# Start of Provided information
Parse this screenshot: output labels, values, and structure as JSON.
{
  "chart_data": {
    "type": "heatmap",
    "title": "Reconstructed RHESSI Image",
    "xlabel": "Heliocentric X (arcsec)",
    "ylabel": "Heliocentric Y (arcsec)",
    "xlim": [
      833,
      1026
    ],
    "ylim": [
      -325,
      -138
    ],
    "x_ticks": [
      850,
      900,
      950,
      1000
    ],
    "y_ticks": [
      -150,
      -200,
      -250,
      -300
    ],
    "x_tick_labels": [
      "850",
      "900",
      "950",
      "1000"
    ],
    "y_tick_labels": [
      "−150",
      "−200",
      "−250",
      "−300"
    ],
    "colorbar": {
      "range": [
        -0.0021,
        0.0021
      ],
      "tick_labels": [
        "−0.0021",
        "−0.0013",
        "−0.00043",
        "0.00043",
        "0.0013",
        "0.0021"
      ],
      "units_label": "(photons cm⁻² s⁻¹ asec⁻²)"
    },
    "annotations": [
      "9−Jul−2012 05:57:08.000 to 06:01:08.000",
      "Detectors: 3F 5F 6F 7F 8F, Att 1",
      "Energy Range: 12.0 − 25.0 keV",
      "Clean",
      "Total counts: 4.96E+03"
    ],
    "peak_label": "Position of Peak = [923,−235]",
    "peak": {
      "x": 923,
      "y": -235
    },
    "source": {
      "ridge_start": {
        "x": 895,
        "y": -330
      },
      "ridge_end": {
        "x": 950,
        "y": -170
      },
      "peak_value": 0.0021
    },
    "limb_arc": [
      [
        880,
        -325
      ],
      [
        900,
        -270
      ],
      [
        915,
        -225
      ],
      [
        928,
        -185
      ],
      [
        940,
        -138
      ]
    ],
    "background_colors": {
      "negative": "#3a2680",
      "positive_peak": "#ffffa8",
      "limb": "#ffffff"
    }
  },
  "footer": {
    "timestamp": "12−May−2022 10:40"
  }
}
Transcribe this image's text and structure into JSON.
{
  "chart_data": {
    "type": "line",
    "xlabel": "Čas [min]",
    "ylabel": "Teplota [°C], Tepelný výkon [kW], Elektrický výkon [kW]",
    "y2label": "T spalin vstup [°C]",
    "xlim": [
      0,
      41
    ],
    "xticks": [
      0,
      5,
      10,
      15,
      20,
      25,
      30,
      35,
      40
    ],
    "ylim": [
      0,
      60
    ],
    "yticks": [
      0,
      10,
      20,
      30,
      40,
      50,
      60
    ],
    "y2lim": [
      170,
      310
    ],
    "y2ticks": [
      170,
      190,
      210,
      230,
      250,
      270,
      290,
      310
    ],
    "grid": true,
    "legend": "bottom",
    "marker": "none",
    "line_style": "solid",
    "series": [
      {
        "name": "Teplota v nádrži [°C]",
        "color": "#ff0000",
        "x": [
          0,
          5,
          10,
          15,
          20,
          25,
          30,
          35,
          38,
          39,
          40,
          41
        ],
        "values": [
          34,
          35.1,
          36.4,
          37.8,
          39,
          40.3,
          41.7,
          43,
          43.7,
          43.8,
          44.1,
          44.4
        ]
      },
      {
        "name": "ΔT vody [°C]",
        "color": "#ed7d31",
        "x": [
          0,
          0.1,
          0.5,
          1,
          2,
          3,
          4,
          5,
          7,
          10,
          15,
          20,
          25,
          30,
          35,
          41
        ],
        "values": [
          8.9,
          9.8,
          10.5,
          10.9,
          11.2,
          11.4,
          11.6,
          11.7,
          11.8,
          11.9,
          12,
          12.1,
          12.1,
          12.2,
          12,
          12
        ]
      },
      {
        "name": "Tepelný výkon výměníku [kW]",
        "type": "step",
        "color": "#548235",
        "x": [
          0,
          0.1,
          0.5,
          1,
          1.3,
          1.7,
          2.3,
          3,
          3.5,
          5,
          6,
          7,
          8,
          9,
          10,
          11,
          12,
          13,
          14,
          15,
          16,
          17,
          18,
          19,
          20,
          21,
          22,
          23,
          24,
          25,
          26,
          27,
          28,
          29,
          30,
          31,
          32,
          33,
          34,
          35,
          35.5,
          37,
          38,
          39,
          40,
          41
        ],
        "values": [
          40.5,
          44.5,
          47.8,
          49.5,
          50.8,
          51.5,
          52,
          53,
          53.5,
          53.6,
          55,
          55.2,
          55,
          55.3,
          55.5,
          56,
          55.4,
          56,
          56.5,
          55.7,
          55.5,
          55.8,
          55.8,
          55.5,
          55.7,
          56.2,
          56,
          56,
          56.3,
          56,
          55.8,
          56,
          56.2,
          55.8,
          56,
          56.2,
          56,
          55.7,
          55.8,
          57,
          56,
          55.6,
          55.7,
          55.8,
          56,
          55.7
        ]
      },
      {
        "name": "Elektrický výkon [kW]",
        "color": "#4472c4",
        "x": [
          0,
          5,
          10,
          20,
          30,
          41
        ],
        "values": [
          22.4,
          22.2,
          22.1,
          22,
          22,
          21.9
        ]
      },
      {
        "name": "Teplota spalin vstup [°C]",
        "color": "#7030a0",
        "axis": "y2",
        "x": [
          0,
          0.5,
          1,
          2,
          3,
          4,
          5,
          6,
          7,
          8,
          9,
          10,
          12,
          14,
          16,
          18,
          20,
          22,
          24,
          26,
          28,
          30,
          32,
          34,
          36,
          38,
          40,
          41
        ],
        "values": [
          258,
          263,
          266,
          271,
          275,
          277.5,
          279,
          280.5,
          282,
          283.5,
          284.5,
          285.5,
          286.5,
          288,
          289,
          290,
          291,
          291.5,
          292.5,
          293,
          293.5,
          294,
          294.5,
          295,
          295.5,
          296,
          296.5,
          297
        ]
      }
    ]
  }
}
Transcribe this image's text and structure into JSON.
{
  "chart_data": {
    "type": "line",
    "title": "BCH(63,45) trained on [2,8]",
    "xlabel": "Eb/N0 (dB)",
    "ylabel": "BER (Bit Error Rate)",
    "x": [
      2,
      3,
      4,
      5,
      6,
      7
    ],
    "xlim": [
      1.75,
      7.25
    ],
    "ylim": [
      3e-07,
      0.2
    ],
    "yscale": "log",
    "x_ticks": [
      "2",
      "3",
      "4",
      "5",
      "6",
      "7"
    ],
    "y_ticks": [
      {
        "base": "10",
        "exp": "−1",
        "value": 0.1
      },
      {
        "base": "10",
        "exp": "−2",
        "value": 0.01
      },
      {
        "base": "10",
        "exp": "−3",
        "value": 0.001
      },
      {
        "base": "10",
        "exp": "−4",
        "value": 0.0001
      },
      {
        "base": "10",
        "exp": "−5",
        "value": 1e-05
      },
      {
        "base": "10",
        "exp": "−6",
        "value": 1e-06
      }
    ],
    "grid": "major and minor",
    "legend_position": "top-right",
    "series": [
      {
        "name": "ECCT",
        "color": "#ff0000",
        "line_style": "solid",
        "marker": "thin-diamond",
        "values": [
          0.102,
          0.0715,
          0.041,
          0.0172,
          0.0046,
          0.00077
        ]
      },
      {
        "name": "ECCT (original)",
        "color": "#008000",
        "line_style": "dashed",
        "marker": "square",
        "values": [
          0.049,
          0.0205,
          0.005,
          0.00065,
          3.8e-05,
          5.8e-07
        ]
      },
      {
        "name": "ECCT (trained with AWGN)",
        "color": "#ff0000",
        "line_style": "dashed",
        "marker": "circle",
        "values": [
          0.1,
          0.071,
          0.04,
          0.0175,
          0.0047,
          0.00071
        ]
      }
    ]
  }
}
# End of Provided information
Problem
Output all records verbatim.

Final result
Parse this screenshot: output labels, values, and structure as JSON.
{
  "chart_data": {
    "type": "heatmap",
    "title": "Reconstructed RHESSI Image",
    "xlabel": "Heliocentric X (arcsec)",
    "ylabel": "Heliocentric Y (arcsec)",
    "xlim": [
      833,
      1026
    ],
    "ylim": [
      -325,
      -138
    ],
    "x_ticks": [
      850,
      900,
      950,
      1000
    ],
    "y_ticks": [
      -150,
      -200,
      -250,
      -300
    ],
    "x_tick_labels": [
      "850",
      "900",
      "950",
      "1000"
    ],
    "y_tick_labels": [
      "−150",
      "−200",
      "−250",
      "−300"
    ],
    "colorbar": {
      "range": [
        -0.0021,
        0.0021
      ],
      "tick_labels": [
        "−0.0021",
        "−0.0013",
        "−0.00043",
        "0.00043",
        "0.0013",
        "0.0021"
      ],
      "units_label": "(photons cm⁻² s⁻¹ asec⁻²)"
    },
    "annotations": [
      "9−Jul−2012 05:57:08.000 to 06:01:08.000",
      "Detectors: 3F 5F 6F 7F 8F, Att 1",
      "Energy Range: 12.0 − 25.0 keV",
      "Clean",
      "Total counts: 4.96E+03"
    ],
    "peak_label": "Position of Peak = [923,−235]",
    "peak": {
      "x": 923,
      "y": -235
    },
    "source": {
      "ridge_start": {
        "x": 895,
        "y": -330
      },
      "ridge_end": {
        "x": 950,
        "y": -170
      },
      "peak_value": 0.0021
    },
    "limb_arc": [
      [
        880,
        -325
      ],
      [
        900,
        -270
      ],
      [
        915,
        -225
      ],
      [
        928,
        -185
      ],
      [
        940,
        -138
      ]
    ],
    "background_colors": {
      "negative": "#3a2680",
      "positive_peak": "#ffffa8",
      "limb": "#ffffff"
    }
  },
  "footer": {
    "timestamp": "12−May−2022 10:40"
  }
}
Transcribe this image's text and structure into JSON.
{
  "chart_data": {
    "type": "line",
    "xlabel": "Čas [min]",
    "ylabel": "Teplota [°C], Tepelný výkon [kW], Elektrický výkon [kW]",
    "y2label": "T spalin vstup [°C]",
    "xlim": [
      0,
      41
    ],
    "xticks": [
      0,
      5,
      10,
      15,
      20,
      25,
      30,
      35,
      40
    ],
    "ylim": [
      0,
      60
    ],
    "yticks": [
      0,
      10,
      20,
      30,
      40,
      50,
      60
    ],
    "y2lim": [
      170,
      310
    ],
    "y2ticks": [
      170,
      190,
      210,
      230,
      250,
      270,
      290,
      310
    ],
    "grid": true,
    "legend": "bottom",
    "marker": "none",
    "line_style": "solid",
    "series": [
      {
        "name": "Teplota v nádrži [°C]",
        "color": "#ff0000",
        "x": [
          0,
          5,
          10,
          15,
          20,
          25,
          30,
          35,
          38,
          39,
          40,
          41
        ],
        "values": [
          34,
          35.1,
          36.4,
          37.8,
          39,
          40.3,
          41.7,
          43,
          43.7,
          43.8,
          44.1,
          44.4
        ]
      },
      {
        "name": "ΔT vody [°C]",
        "color": "#ed7d31",
        "x": [
          0,
          0.1,
          0.5,
          1,
          2,
          3,
          4,
          5,
          7,
          10,
          15,
          20,
          25,
          30,
          35,
          41
        ],
        "values": [
          8.9,
          9.8,
          10.5,
          10.9,
          11.2,
          11.4,
          11.6,
          11.7,
          11.8,
          11.9,
          12,
          12.1,
          12.1,
          12.2,
          12,
          12
        ]
      },
      {
        "name": "Tepelný výkon výměníku [kW]",
        "type": "step",
        "color": "#548235",
        "x": [
          0,
          0.1,
          0.5,
          1,
          1.3,
          1.7,
          2.3,
          3,
          3.5,
          5,
          6,
          7,
          8,
          9,
          10,
          11,
          12,
          13,
          14,
          15,
          16,
          17,
          18,
          19,
          20,
          21,
          22,
          23,
          24,
          25,
          26,
          27,
          28,
          29,
          30,
          31,
          32,
          33,
          34,
          35,
          35.5,
          37,
          38,
          39,
          40,
          41
        ],
        "values": [
          40.5,
          44.5,
          47.8,
          49.5,
          50.8,
          51.5,
          52,
          53,
          53.5,
          53.6,
          55,
          55.2,
          55,
          55.3,
          55.5,
          56,
          55.4,
          56,
          56.5,
          55.7,
          55.5,
          55.8,
          55.8,
          55.5,
          55.7,
          56.2,
          56,
          56,
          56.3,
          56,
          55.8,
          56,
          56.2,
          55.8,
          56,
          56.2,
          56,
          55.7,
          55.8,
          57,
          56,
          55.6,
          55.7,
          55.8,
          56,
          55.7
        ]
      },
      {
        "name": "Elektrický výkon [kW]",
        "color": "#4472c4",
        "x": [
          0,
          5,
          10,
          20,
          30,
          41
        ],
        "values": [
          22.4,
          22.2,
          22.1,
          22,
          22,
          21.9
        ]
      },
      {
        "name": "Teplota spalin vstup [°C]",
        "color": "#7030a0",
        "axis": "y2",
        "x": [
          0,
          0.5,
          1,
          2,
          3,
          4,
          5,
          6,
          7,
          8,
          9,
          10,
          12,
          14,
          16,
          18,
          20,
          22,
          24,
          26,
          28,
          30,
          32,
          34,
          36,
          38,
          40,
          41
        ],
        "values": [
          258,
          263,
          266,
          271,
          275,
          277.5,
          279,
          280.5,
          282,
          283.5,
          284.5,
          285.5,
          286.5,
          288,
          289,
          290,
          291,
          291.5,
          292.5,
          293,
          293.5,
          294,
          294.5,
          295,
          295.5,
          296,
          296.5,
          297
        ]
      }
    ]
  }
}
Transcribe this image's text and structure into JSON.
{
  "chart_data": {
    "type": "line",
    "title": "BCH(63,45) trained on [2,8]",
    "xlabel": "Eb/N0 (dB)",
    "ylabel": "BER (Bit Error Rate)",
    "x": [
      2,
      3,
      4,
      5,
      6,
      7
    ],
    "xlim": [
      1.75,
      7.25
    ],
    "ylim": [
      3e-07,
      0.2
    ],
    "yscale": "log",
    "x_ticks": [
      "2",
      "3",
      "4",
      "5",
      "6",
      "7"
    ],
    "y_ticks": [
      {
        "base": "10",
        "exp": "−1",
        "value": 0.1
      },
      {
        "base": "10",
        "exp": "−2",
        "value": 0.01
      },
      {
        "base": "10",
        "exp": "−3",
        "value": 0.001
      },
      {
        "base": "10",
        "exp": "−4",
        "value": 0.0001
      },
      {
        "base": "10",
        "exp": "−5",
        "value": 1e-05
      },
      {
        "base": "10",
        "exp": "−6",
        "value": 1e-06
      }
    ],
    "grid": "major and minor",
    "legend_position": "top-right",
    "series": [
      {
        "name": "ECCT",
        "color": "#ff0000",
        "line_style": "solid",
        "marker": "thin-diamond",
        "values": [
          0.102,
          0.0715,
          0.041,
          0.0172,
          0.0046,
          0.00077
        ]
      },
      {
        "name": "ECCT (original)",
        "color": "#008000",
        "line_style": "dashed",
        "marker": "square",
        "values": [
          0.049,
          0.0205,
          0.005,
          0.00065,
          3.8e-05,
          5.8e-07
        ]
      },
      {
        "name": "ECCT (trained with AWGN)",
        "color": "#ff0000",
        "line_style": "dashed",
        "marker": "circle",
        "values": [
          0.1,
          0.071,
          0.04,
          0.0175,
          0.0047,
          0.00071
        ]
      }
    ]
  }
}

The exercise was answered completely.